§ Aim of the task: From the records, pick out and copy each line containing "những".

§ Source material:
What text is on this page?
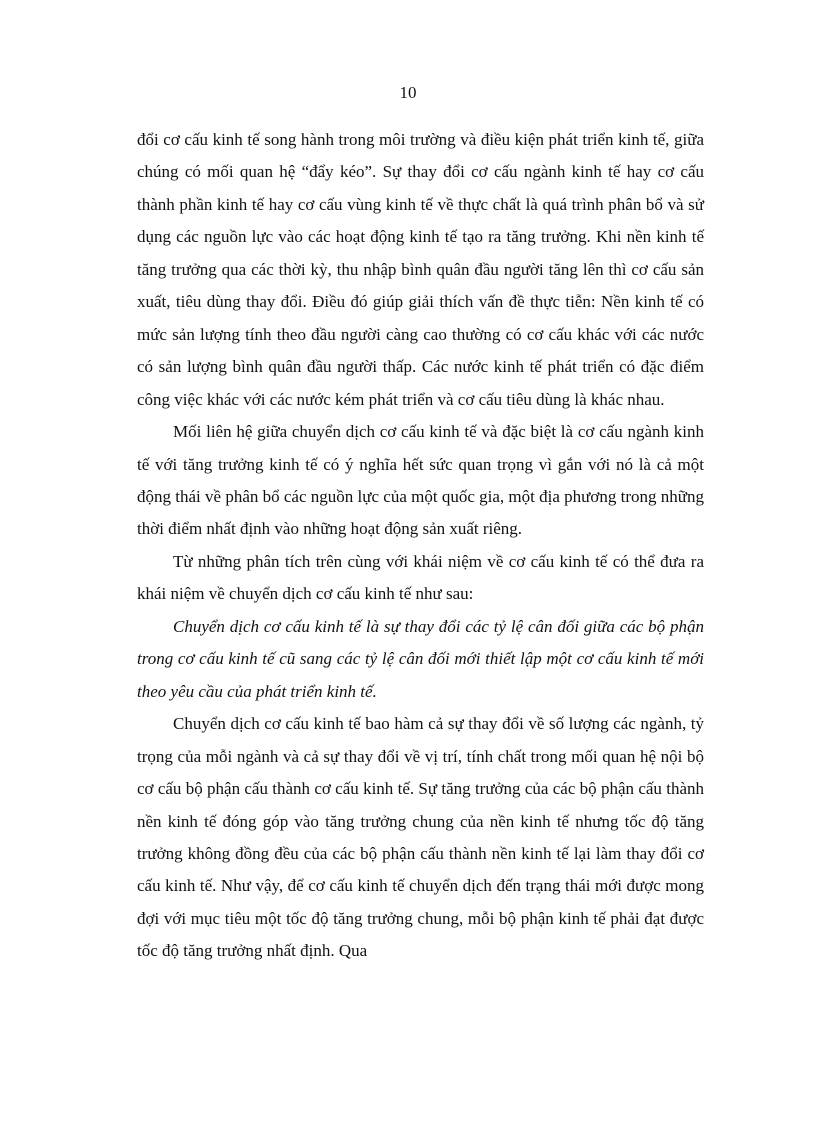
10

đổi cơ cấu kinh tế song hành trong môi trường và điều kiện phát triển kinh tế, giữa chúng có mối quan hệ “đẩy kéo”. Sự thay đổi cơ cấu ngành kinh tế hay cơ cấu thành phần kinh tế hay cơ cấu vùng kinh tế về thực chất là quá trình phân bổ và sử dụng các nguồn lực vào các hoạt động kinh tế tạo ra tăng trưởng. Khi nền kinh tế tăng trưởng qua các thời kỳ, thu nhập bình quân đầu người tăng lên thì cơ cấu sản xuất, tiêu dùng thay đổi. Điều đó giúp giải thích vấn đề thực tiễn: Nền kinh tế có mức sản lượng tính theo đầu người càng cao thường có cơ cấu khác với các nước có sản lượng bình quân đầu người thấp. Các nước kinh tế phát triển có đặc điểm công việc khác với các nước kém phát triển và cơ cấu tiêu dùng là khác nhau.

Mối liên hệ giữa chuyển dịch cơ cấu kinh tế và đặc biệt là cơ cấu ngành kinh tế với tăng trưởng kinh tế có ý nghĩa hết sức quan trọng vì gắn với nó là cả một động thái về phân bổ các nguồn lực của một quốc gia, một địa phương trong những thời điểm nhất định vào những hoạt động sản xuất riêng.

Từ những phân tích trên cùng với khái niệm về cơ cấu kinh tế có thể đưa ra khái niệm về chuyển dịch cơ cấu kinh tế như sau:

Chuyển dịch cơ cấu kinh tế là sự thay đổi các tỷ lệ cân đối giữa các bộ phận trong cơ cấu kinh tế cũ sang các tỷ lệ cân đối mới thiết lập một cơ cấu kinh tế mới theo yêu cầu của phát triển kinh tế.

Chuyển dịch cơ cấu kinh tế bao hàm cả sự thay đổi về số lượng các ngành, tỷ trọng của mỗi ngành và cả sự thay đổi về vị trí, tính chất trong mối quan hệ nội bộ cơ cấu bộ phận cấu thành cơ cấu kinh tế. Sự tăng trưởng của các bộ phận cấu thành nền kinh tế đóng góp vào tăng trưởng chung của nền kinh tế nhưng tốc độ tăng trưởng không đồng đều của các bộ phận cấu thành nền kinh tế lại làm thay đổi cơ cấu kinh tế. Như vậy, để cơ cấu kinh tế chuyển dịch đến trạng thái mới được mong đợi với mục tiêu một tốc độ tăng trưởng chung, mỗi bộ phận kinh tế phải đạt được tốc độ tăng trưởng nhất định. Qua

§ Result:
Mối liên hệ giữa chuyển dịch cơ cấu kinh tế và đặc biệt là cơ cấu ngành kinh tế với tăng trưởng kinh tế có ý nghĩa hết sức quan trọng vì gắn với nó là cả một động thái về phân bổ các nguồn lực của một quốc gia, một địa phương trong những thời điểm nhất định vào những hoạt động sản xuất riêng.
Từ những phân tích trên cùng với khái niệm về cơ cấu kinh tế có thể đưa ra khái niệm về chuyển dịch cơ cấu kinh tế như sau:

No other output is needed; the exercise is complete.